• [Data shown]
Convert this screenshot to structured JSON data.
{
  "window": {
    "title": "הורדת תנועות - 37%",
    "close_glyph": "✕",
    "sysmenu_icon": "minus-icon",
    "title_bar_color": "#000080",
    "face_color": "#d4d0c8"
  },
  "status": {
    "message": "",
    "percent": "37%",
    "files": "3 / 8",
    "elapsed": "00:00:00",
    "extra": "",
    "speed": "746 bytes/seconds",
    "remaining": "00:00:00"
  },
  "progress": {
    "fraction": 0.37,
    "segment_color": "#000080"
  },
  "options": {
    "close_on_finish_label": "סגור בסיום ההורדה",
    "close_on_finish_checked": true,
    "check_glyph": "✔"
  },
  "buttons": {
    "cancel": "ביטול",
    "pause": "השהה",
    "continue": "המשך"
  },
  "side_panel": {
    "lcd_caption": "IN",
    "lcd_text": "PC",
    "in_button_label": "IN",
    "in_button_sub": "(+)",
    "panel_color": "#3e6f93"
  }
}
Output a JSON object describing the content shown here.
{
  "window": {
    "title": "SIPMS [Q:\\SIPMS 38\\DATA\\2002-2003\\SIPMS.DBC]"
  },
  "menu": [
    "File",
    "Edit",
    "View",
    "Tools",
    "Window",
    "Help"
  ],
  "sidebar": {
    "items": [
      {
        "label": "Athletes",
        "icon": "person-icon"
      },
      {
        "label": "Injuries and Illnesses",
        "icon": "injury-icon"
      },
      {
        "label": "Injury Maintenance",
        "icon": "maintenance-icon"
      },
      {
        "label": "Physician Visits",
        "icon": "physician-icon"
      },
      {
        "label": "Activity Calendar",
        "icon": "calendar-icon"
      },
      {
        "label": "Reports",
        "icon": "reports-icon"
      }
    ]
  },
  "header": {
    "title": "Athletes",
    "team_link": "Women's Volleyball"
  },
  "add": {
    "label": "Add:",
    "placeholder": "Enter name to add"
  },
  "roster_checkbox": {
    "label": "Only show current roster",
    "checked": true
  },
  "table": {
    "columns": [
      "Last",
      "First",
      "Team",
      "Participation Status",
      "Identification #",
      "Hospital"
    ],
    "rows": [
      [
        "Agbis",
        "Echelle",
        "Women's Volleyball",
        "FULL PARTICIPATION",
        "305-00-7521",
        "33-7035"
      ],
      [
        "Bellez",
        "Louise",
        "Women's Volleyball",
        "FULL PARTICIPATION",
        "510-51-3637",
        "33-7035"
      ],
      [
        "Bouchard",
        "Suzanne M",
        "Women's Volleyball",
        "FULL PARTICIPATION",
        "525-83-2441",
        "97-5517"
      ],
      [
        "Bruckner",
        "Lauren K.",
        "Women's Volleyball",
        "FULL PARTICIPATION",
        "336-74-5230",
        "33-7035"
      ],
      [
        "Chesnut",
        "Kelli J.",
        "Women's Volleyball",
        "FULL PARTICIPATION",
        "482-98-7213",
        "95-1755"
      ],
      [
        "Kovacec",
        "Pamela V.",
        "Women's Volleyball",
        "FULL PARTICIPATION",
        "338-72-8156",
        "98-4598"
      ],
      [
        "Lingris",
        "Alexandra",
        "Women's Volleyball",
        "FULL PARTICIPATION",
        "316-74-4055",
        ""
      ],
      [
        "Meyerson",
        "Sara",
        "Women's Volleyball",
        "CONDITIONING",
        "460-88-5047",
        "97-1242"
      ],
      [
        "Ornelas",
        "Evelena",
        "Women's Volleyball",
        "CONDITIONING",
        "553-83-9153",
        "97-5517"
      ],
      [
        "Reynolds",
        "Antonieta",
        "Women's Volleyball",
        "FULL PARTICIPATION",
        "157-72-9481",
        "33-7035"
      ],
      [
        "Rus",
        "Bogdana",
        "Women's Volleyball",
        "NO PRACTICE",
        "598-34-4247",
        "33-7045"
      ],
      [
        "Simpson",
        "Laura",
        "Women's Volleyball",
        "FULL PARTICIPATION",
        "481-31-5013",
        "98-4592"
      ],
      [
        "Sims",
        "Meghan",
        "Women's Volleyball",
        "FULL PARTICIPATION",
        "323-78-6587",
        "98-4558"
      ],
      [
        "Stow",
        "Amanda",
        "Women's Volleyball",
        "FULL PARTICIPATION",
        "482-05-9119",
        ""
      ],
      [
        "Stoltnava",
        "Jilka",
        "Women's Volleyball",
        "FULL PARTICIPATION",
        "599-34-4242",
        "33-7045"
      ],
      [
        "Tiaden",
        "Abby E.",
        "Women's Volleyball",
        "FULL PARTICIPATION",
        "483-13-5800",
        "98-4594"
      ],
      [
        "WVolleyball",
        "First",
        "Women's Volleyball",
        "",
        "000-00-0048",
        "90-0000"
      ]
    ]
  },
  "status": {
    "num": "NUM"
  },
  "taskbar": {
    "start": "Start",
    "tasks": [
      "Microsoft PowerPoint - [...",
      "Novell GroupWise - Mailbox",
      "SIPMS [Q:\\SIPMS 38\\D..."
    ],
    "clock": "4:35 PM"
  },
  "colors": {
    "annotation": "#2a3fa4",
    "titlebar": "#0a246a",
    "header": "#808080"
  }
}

---

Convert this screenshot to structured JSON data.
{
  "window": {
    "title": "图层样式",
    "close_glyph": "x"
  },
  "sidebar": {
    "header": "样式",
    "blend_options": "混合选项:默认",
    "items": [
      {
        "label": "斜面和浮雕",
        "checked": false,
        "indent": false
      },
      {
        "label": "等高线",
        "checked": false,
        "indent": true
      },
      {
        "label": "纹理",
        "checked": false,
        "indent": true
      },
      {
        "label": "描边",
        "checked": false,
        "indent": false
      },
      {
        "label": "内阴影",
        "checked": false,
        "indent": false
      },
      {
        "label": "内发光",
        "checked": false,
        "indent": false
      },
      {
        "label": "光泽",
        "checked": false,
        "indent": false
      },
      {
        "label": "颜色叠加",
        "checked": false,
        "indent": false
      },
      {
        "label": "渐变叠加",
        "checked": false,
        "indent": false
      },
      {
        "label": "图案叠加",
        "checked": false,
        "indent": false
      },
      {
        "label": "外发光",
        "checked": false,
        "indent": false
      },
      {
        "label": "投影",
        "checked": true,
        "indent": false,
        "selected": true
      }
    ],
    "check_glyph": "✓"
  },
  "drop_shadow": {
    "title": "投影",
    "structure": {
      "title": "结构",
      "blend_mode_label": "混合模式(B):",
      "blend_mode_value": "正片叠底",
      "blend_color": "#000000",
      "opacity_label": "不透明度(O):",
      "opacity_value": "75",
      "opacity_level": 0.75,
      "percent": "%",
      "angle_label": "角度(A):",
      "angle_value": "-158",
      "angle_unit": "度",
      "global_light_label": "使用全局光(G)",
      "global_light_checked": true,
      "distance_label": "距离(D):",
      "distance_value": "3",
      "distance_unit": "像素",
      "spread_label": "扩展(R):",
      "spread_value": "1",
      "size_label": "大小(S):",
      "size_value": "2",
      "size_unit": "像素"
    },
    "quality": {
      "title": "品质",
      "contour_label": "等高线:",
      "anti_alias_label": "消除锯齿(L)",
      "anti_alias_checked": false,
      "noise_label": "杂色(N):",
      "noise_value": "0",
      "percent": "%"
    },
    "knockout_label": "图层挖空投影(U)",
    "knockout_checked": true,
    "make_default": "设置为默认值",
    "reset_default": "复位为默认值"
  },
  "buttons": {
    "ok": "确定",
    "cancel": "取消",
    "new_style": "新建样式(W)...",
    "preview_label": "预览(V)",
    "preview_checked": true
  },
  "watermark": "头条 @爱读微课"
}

...

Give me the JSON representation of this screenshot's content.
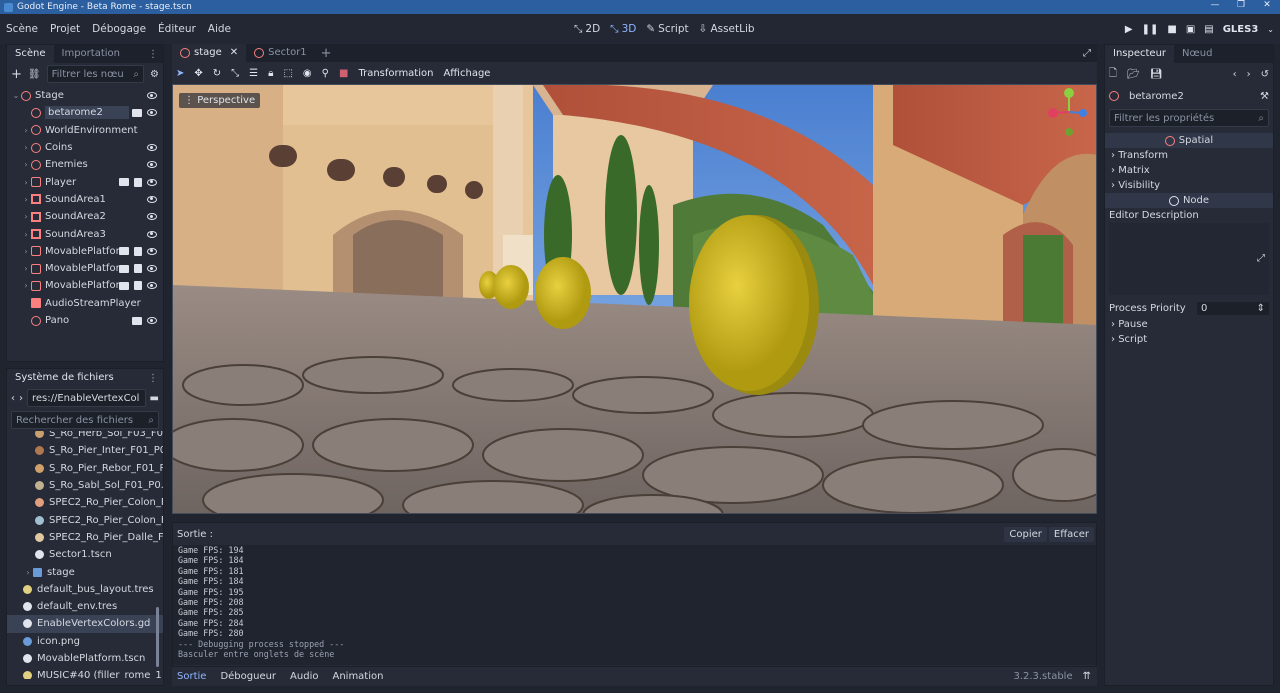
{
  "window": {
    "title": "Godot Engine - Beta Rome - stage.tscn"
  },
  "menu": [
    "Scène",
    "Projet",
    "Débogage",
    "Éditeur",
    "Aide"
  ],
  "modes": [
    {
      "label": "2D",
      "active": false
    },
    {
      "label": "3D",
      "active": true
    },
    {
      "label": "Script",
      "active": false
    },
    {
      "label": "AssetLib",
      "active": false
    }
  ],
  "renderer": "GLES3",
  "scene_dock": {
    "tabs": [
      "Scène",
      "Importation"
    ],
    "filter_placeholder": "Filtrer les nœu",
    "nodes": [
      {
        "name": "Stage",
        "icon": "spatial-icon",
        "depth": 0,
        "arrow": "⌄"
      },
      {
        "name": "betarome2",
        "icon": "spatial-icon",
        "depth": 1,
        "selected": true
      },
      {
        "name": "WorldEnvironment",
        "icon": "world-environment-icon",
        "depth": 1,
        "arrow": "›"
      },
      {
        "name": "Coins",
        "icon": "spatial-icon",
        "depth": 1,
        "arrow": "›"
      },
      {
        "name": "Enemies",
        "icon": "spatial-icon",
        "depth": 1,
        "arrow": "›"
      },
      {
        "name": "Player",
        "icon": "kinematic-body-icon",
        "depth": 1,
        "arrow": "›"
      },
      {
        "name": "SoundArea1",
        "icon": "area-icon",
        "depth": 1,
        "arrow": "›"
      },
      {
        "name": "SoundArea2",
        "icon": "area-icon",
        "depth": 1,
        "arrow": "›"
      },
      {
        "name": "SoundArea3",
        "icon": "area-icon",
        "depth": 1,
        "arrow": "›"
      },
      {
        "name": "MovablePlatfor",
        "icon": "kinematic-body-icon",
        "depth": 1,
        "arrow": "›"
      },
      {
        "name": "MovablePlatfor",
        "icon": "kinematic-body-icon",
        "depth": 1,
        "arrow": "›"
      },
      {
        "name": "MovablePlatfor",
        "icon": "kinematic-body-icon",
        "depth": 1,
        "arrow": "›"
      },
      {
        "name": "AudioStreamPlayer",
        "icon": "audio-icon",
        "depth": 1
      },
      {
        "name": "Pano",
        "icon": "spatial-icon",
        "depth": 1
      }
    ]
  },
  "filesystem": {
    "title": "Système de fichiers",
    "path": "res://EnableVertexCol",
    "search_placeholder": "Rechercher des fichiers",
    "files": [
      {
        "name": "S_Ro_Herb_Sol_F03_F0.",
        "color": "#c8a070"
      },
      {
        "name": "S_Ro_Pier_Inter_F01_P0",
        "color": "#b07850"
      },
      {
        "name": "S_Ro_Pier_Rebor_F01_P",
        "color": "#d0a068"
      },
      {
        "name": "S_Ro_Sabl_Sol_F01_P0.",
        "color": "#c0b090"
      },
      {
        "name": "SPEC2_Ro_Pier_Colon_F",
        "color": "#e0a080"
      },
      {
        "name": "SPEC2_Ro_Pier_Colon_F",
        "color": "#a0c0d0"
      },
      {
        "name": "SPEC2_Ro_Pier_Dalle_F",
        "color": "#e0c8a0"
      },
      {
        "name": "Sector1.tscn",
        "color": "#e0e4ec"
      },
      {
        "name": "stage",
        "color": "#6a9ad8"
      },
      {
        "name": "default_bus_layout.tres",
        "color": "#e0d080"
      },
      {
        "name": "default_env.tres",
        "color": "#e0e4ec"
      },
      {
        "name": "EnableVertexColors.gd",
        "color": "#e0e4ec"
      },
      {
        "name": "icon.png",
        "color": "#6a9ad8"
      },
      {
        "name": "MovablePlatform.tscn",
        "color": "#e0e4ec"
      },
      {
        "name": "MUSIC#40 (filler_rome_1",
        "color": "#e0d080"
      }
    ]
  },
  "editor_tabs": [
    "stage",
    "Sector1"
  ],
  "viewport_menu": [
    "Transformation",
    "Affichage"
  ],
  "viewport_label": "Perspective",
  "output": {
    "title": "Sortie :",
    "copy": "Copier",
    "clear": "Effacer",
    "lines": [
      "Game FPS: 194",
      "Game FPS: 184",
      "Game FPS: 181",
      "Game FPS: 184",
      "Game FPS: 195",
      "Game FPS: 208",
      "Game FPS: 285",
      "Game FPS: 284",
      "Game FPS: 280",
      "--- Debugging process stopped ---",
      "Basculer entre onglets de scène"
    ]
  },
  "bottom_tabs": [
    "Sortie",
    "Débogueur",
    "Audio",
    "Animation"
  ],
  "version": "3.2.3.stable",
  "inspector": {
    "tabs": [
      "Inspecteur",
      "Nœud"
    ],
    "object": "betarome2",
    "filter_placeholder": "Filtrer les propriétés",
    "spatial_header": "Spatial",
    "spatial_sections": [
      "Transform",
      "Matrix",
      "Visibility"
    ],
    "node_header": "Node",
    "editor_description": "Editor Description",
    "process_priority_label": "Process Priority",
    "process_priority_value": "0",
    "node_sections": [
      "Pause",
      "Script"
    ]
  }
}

• [What is expected] Copy each line of the records that contains the word "Filtrer".

• [Exercise answer]
    "filter_placeholder": "Filtrer les nœu",
    "filter_placeholder": "Filtrer les propriétés",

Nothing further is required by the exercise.